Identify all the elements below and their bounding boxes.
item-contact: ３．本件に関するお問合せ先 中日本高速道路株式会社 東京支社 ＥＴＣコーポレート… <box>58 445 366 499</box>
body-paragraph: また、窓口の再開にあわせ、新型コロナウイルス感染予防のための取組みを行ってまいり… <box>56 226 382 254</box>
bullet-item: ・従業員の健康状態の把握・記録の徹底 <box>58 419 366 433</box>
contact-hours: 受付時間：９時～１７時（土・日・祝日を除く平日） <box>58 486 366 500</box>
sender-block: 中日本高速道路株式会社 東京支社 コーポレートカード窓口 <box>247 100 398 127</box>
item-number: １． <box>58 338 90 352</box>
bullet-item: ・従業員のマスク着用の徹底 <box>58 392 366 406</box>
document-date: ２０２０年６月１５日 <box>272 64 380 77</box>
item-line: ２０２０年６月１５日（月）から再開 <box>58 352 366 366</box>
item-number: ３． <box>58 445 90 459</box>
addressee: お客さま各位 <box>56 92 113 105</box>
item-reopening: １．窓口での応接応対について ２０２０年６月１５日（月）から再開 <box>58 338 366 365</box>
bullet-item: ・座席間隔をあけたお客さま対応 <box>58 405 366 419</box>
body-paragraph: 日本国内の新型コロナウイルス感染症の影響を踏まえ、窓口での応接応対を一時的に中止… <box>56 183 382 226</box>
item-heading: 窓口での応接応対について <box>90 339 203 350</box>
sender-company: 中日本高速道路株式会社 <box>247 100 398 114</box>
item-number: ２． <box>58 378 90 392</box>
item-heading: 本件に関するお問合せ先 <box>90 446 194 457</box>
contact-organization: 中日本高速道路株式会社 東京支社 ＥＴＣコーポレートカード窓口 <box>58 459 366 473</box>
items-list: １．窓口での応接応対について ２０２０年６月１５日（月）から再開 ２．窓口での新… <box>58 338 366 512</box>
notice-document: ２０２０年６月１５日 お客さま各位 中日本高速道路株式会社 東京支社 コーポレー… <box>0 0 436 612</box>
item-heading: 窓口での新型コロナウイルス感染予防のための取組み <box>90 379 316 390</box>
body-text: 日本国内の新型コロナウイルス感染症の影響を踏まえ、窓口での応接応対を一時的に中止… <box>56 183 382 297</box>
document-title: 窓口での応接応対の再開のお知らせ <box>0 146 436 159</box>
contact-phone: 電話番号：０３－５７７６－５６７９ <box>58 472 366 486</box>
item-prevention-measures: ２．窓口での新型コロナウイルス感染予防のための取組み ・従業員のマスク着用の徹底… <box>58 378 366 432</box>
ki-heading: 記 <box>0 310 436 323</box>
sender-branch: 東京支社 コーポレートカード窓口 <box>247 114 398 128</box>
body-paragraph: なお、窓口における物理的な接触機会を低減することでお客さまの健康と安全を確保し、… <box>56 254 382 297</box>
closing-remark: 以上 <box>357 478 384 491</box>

◇ ◇ ◇

▶ _Task statement_: Print the records from the first line up to and including the line with "document-date: ２０２０年６月１５日 <box>272", reproducing each line without any change.

▶ _Answer in full_:
Identify all the elements below and their bounding boxes.
item-contact: ３．本件に関するお問合せ先 中日本高速道路株式会社 東京支社 ＥＴＣコーポレート… <box>58 445 366 499</box>
body-paragraph: また、窓口の再開にあわせ、新型コロナウイルス感染予防のための取組みを行ってまいり… <box>56 226 382 254</box>
bullet-item: ・従業員の健康状態の把握・記録の徹底 <box>58 419 366 433</box>
contact-hours: 受付時間：９時～１７時（土・日・祝日を除く平日） <box>58 486 366 500</box>
sender-block: 中日本高速道路株式会社 東京支社 コーポレートカード窓口 <box>247 100 398 127</box>
item-number: １． <box>58 338 90 352</box>
bullet-item: ・従業員のマスク着用の徹底 <box>58 392 366 406</box>
document-date: ２０２０年６月１５日 <box>272 64 380 77</box>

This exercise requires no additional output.